**Saved data entries:**
# # #

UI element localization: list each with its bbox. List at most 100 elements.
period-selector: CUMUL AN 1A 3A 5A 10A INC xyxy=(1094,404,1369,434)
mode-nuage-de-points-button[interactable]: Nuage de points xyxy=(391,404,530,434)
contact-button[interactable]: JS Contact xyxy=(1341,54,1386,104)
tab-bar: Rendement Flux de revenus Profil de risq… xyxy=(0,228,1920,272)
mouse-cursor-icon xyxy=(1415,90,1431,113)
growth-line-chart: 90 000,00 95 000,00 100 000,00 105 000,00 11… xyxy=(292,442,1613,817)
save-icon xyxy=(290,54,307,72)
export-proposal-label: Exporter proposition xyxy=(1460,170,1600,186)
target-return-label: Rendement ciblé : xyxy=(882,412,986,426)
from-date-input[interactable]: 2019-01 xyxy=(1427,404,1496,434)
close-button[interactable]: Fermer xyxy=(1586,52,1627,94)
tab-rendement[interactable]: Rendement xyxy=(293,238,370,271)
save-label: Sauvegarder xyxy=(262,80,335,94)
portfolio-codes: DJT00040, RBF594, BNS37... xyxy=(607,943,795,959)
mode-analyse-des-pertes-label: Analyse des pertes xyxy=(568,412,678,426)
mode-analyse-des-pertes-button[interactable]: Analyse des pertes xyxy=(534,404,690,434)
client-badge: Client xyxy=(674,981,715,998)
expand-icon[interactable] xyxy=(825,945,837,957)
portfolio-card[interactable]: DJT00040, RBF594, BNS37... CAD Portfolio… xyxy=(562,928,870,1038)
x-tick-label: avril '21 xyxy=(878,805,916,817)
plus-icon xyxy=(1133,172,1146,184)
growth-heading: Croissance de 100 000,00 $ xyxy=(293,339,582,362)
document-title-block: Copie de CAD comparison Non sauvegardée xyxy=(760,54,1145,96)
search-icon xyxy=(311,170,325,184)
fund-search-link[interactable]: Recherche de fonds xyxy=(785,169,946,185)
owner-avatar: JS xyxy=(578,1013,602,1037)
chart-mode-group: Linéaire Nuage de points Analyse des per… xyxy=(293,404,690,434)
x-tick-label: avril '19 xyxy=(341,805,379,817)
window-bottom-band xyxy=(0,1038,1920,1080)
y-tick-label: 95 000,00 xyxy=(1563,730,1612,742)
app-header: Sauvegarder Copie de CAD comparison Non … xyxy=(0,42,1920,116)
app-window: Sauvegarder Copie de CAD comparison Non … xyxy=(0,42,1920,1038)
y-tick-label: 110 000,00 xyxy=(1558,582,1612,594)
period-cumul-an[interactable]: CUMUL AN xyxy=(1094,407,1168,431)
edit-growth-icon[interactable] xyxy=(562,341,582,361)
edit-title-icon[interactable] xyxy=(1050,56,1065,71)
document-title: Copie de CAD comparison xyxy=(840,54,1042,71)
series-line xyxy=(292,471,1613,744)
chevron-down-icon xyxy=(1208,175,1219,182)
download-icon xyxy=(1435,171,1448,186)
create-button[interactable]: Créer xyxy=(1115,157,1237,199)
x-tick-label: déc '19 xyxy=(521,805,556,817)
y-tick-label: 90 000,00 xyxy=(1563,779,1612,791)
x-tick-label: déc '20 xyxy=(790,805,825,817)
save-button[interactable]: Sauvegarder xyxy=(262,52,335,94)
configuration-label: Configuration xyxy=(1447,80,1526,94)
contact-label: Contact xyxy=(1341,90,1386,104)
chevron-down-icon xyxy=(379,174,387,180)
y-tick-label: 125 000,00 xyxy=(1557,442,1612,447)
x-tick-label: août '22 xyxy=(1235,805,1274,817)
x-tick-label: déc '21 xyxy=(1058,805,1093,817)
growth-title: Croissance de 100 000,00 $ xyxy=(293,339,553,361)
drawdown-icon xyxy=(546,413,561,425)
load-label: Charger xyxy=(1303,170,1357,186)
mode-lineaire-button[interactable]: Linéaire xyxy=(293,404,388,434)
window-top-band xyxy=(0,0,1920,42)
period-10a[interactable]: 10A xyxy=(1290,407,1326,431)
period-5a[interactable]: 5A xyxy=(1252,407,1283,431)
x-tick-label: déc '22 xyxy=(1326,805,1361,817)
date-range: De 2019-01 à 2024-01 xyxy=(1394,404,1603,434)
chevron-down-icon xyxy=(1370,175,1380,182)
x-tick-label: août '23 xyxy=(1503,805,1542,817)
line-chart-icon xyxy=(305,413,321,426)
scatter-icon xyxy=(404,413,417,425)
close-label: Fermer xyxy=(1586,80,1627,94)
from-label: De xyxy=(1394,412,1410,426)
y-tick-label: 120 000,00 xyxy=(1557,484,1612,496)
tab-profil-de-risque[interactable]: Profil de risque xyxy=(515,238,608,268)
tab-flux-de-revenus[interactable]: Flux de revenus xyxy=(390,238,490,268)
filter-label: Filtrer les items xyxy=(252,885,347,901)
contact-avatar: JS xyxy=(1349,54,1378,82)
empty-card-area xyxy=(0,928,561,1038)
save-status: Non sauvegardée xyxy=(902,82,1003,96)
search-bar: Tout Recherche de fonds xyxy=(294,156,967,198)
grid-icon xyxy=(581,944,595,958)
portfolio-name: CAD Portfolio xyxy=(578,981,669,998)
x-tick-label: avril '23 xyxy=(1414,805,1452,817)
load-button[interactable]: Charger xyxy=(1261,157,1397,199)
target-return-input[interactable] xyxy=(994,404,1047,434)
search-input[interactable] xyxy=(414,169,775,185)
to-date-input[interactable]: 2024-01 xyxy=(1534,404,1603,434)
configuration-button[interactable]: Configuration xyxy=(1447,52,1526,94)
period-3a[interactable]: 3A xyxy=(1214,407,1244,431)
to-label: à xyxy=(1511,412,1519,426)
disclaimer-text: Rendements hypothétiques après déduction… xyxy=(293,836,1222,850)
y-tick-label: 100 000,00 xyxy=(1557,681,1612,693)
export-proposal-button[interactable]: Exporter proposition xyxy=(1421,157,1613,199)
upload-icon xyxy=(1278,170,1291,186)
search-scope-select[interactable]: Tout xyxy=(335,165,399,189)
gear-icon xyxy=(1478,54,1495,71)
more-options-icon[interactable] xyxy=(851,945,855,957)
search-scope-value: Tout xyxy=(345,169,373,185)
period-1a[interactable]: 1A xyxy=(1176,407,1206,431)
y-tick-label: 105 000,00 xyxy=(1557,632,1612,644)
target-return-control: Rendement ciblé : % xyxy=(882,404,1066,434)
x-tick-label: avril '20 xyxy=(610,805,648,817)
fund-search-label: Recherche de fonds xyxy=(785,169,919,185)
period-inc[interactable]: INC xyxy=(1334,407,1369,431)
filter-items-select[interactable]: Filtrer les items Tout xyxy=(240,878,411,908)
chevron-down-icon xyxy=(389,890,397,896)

# # #

**EXERCISE:** Rewrite the records with "Sauvegarder" switched to "Enregistrer" at every occurrence, leaving everything else unchanged.

**PROBLEM SOLUTION:**
UI element localization: list each with its bbox. List at most 100 elements.
period-selector: CUMUL AN 1A 3A 5A 10A INC xyxy=(1094,404,1369,434)
mode-nuage-de-points-button[interactable]: Nuage de points xyxy=(391,404,530,434)
contact-button[interactable]: JS Contact xyxy=(1341,54,1386,104)
tab-bar: Rendement Flux de revenus Profil de risq… xyxy=(0,228,1920,272)
mouse-cursor-icon xyxy=(1415,90,1431,113)
growth-line-chart: 90 000,00 95 000,00 100 000,00 105 000,00 11… xyxy=(292,442,1613,817)
save-icon xyxy=(290,54,307,72)
export-proposal-label: Exporter proposition xyxy=(1460,170,1600,186)
target-return-label: Rendement ciblé : xyxy=(882,412,986,426)
from-date-input[interactable]: 2019-01 xyxy=(1427,404,1496,434)
close-button[interactable]: Fermer xyxy=(1586,52,1627,94)
tab-rendement[interactable]: Rendement xyxy=(293,238,370,271)
save-label: Enregistrer xyxy=(262,80,335,94)
portfolio-codes: DJT00040, RBF594, BNS37... xyxy=(607,943,795,959)
mode-analyse-des-pertes-label: Analyse des pertes xyxy=(568,412,678,426)
mode-analyse-des-pertes-button[interactable]: Analyse des pertes xyxy=(534,404,690,434)
client-badge: Client xyxy=(674,981,715,998)
expand-icon[interactable] xyxy=(825,945,837,957)
portfolio-card[interactable]: DJT00040, RBF594, BNS37... CAD Portfolio… xyxy=(562,928,870,1038)
x-tick-label: avril '21 xyxy=(878,805,916,817)
plus-icon xyxy=(1133,172,1146,184)
growth-heading: Croissance de 100 000,00 $ xyxy=(293,339,582,362)
document-title-block: Copie de CAD comparison Non sauvegardée xyxy=(760,54,1145,96)
search-icon xyxy=(311,170,325,184)
fund-search-link[interactable]: Recherche de fonds xyxy=(785,169,946,185)
owner-avatar: JS xyxy=(578,1013,602,1037)
chart-mode-group: Linéaire Nuage de points Analyse des per… xyxy=(293,404,690,434)
x-tick-label: avril '19 xyxy=(341,805,379,817)
window-bottom-band xyxy=(0,1038,1920,1080)
y-tick-label: 95 000,00 xyxy=(1563,730,1612,742)
app-header: Enregistrer Copie de CAD comparison Non … xyxy=(0,42,1920,116)
app-window: Enregistrer Copie de CAD comparison Non … xyxy=(0,42,1920,1038)
y-tick-label: 110 000,00 xyxy=(1558,582,1612,594)
period-cumul-an[interactable]: CUMUL AN xyxy=(1094,407,1168,431)
edit-growth-icon[interactable] xyxy=(562,341,582,361)
edit-title-icon[interactable] xyxy=(1050,56,1065,71)
document-title: Copie de CAD comparison xyxy=(840,54,1042,71)
series-line xyxy=(292,471,1613,744)
chevron-down-icon xyxy=(1208,175,1219,182)
download-icon xyxy=(1435,171,1448,186)
create-button[interactable]: Créer xyxy=(1115,157,1237,199)
x-tick-label: déc '19 xyxy=(521,805,556,817)
y-tick-label: 90 000,00 xyxy=(1563,779,1612,791)
x-tick-label: déc '20 xyxy=(790,805,825,817)
save-button[interactable]: Enregistrer xyxy=(262,52,335,94)
configuration-label: Configuration xyxy=(1447,80,1526,94)
contact-label: Contact xyxy=(1341,90,1386,104)
chevron-down-icon xyxy=(379,174,387,180)
y-tick-label: 125 000,00 xyxy=(1557,442,1612,447)
x-tick-label: août '22 xyxy=(1235,805,1274,817)
x-tick-label: déc '21 xyxy=(1058,805,1093,817)
growth-title: Croissance de 100 000,00 $ xyxy=(293,339,553,361)
drawdown-icon xyxy=(546,413,561,425)
load-label: Charger xyxy=(1303,170,1357,186)
mode-lineaire-button[interactable]: Linéaire xyxy=(293,404,388,434)
window-top-band xyxy=(0,0,1920,42)
period-10a[interactable]: 10A xyxy=(1290,407,1326,431)
period-5a[interactable]: 5A xyxy=(1252,407,1283,431)
x-tick-label: déc '22 xyxy=(1326,805,1361,817)
date-range: De 2019-01 à 2024-01 xyxy=(1394,404,1603,434)
chevron-down-icon xyxy=(1370,175,1380,182)
x-tick-label: août '23 xyxy=(1503,805,1542,817)
line-chart-icon xyxy=(305,413,321,426)
scatter-icon xyxy=(404,413,417,425)
close-label: Fermer xyxy=(1586,80,1627,94)
from-label: De xyxy=(1394,412,1410,426)
y-tick-label: 120 000,00 xyxy=(1557,484,1612,496)
tab-profil-de-risque[interactable]: Profil de risque xyxy=(515,238,608,268)
tab-flux-de-revenus[interactable]: Flux de revenus xyxy=(390,238,490,268)
filter-label: Filtrer les items xyxy=(252,885,347,901)
contact-avatar: JS xyxy=(1349,54,1378,82)
empty-card-area xyxy=(0,928,561,1038)
save-status: Non sauvegardée xyxy=(902,82,1003,96)
search-bar: Tout Recherche de fonds xyxy=(294,156,967,198)
grid-icon xyxy=(581,944,595,958)
portfolio-name: CAD Portfolio xyxy=(578,981,669,998)
x-tick-label: avril '23 xyxy=(1414,805,1452,817)
load-button[interactable]: Charger xyxy=(1261,157,1397,199)
target-return-input[interactable] xyxy=(994,404,1047,434)
search-input[interactable] xyxy=(414,169,775,185)
to-date-input[interactable]: 2024-01 xyxy=(1534,404,1603,434)
configuration-button[interactable]: Configuration xyxy=(1447,52,1526,94)
period-3a[interactable]: 3A xyxy=(1214,407,1244,431)
to-label: à xyxy=(1511,412,1519,426)
disclaimer-text: Rendements hypothétiques après déduction… xyxy=(293,836,1222,850)
y-tick-label: 100 000,00 xyxy=(1557,681,1612,693)
export-proposal-button[interactable]: Exporter proposition xyxy=(1421,157,1613,199)
upload-icon xyxy=(1278,170,1291,186)
search-scope-select[interactable]: Tout xyxy=(335,165,399,189)
gear-icon xyxy=(1478,54,1495,71)
more-options-icon[interactable] xyxy=(851,945,855,957)
search-scope-value: Tout xyxy=(345,169,373,185)
period-1a[interactable]: 1A xyxy=(1176,407,1206,431)
y-tick-label: 105 000,00 xyxy=(1557,632,1612,644)
target-return-control: Rendement ciblé : % xyxy=(882,404,1066,434)
x-tick-label: avril '20 xyxy=(610,805,648,817)
fund-search-label: Recherche de fonds xyxy=(785,169,919,185)
period-inc[interactable]: INC xyxy=(1334,407,1369,431)
filter-items-select[interactable]: Filtrer les items Tout xyxy=(240,878,411,908)
chevron-down-icon xyxy=(389,890,397,896)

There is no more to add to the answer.